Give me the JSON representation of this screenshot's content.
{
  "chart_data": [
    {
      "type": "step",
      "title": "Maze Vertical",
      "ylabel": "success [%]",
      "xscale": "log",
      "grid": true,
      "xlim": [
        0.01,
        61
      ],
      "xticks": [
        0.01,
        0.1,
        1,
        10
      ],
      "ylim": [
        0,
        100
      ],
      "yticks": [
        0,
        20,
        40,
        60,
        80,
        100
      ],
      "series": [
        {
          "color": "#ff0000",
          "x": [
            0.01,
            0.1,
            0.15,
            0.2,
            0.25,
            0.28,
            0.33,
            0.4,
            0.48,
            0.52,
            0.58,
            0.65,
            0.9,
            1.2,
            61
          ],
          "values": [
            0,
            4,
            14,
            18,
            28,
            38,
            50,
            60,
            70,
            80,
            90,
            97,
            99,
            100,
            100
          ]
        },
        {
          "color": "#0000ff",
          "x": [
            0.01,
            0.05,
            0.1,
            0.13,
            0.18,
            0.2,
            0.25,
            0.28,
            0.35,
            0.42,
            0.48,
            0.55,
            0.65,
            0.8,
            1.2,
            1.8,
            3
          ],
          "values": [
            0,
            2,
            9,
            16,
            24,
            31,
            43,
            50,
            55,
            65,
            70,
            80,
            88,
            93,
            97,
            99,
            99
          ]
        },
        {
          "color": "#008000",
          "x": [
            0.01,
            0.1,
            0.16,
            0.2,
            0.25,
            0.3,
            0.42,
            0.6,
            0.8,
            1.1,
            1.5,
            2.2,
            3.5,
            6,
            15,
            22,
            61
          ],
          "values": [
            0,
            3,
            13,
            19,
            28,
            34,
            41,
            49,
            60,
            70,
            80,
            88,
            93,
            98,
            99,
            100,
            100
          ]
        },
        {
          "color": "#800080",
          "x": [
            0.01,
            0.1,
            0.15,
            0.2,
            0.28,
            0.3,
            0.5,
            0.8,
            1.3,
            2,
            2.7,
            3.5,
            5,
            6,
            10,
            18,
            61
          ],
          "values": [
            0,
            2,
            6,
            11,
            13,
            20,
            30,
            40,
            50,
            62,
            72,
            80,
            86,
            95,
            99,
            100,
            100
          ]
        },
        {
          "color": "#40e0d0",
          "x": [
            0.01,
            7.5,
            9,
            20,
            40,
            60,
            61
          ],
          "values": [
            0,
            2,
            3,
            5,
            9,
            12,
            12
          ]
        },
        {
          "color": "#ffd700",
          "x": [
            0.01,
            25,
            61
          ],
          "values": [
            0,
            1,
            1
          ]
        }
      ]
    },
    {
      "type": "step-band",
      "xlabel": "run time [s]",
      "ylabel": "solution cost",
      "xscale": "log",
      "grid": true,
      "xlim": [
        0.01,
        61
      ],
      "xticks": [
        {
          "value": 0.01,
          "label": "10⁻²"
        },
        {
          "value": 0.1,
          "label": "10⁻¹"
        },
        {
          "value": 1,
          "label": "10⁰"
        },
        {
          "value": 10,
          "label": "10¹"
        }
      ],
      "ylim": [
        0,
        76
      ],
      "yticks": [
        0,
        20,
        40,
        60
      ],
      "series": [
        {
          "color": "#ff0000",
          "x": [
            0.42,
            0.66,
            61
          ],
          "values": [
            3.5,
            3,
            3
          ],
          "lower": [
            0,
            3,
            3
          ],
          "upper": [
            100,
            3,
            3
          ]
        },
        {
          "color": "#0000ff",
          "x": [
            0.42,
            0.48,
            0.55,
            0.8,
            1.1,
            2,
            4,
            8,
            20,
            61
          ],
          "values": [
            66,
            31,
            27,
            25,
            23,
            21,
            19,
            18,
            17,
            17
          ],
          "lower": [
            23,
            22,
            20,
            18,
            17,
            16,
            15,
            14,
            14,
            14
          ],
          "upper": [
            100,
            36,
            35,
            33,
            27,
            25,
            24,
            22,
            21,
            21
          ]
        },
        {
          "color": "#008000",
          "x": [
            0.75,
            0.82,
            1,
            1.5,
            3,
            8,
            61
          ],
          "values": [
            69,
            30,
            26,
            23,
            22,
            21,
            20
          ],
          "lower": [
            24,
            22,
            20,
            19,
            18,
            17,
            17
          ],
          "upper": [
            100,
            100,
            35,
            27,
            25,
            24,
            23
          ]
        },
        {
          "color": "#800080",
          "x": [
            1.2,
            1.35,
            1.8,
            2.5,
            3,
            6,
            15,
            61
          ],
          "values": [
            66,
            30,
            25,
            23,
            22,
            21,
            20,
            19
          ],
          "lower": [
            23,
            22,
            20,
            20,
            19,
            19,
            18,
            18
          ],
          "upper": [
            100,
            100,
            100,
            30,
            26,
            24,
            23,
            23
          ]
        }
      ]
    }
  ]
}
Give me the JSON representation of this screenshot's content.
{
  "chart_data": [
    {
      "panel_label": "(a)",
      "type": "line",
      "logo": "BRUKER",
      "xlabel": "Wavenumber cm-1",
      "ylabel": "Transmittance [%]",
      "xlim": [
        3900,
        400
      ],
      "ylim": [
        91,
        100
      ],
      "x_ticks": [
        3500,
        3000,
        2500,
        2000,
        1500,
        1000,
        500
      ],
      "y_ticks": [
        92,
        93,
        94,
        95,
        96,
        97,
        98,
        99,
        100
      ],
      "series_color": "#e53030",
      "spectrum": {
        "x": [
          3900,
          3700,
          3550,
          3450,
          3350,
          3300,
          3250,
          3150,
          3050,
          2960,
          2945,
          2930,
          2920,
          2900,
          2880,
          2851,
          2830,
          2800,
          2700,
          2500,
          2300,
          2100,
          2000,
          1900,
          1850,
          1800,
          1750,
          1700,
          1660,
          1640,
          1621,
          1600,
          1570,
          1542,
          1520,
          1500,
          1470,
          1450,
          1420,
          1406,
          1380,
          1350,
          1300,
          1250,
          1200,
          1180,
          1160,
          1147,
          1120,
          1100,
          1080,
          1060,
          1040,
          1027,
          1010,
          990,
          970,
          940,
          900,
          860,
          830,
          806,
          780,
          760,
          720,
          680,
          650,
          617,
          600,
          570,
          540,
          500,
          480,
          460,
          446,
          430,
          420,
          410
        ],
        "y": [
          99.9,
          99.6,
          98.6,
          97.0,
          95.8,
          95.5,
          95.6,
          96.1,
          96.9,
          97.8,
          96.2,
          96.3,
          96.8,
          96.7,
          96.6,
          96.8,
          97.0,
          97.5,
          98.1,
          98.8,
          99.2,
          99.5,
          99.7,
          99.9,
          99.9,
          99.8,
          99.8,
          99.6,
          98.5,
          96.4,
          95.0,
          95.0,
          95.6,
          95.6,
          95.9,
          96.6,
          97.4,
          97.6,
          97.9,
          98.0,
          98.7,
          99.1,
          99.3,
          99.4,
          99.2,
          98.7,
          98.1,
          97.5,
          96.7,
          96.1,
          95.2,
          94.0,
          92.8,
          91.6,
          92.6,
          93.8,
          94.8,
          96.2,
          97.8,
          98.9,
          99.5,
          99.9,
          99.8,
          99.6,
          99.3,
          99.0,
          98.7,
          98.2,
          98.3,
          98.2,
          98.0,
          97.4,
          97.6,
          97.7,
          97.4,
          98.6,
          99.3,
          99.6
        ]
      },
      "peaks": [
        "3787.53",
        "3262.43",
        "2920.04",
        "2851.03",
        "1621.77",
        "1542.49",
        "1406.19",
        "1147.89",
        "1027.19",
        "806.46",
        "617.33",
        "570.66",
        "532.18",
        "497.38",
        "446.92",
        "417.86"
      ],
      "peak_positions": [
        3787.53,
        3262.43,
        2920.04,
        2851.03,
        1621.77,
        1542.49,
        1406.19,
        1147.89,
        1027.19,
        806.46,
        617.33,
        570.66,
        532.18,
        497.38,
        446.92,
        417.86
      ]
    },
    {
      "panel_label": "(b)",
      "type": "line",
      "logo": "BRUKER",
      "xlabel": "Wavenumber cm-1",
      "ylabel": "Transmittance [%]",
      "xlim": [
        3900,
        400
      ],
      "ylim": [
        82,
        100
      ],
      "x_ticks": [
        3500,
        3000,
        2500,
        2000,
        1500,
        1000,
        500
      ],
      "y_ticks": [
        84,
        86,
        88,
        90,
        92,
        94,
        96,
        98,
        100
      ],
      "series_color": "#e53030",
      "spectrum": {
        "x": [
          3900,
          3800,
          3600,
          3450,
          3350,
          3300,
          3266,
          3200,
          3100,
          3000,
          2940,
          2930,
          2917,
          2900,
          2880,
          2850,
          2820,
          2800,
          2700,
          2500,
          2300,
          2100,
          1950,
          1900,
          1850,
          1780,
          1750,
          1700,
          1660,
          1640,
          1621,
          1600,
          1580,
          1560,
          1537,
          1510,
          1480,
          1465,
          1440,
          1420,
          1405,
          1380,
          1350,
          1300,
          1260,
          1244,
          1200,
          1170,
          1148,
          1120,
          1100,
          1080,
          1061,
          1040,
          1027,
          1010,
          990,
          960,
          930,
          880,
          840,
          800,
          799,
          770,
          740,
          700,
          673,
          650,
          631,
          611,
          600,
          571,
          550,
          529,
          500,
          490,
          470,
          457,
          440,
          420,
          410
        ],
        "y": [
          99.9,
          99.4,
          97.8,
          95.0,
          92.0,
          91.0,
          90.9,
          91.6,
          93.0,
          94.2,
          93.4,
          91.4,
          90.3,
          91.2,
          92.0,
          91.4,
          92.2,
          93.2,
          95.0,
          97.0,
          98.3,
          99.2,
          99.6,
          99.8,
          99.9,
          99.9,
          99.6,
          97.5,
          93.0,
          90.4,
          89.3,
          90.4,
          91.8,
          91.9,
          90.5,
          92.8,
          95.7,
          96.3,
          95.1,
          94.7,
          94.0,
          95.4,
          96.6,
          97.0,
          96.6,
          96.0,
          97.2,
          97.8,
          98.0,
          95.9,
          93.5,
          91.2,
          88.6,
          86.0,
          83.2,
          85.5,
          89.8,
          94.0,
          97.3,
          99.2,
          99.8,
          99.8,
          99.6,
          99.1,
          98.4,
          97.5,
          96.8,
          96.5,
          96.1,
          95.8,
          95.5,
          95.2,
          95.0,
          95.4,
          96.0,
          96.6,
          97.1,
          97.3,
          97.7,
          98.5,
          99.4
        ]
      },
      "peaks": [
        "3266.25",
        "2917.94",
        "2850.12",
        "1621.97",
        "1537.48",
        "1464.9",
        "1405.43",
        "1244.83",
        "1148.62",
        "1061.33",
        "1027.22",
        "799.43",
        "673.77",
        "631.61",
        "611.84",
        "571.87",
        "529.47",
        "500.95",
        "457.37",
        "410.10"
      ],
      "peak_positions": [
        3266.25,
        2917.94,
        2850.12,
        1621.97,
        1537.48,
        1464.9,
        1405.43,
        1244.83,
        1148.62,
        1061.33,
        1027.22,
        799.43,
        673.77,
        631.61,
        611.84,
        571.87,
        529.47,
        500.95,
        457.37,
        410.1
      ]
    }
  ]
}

## Written task
Give the number of lines above in which the word "type" occurs, with nothing else.

## Task solution
4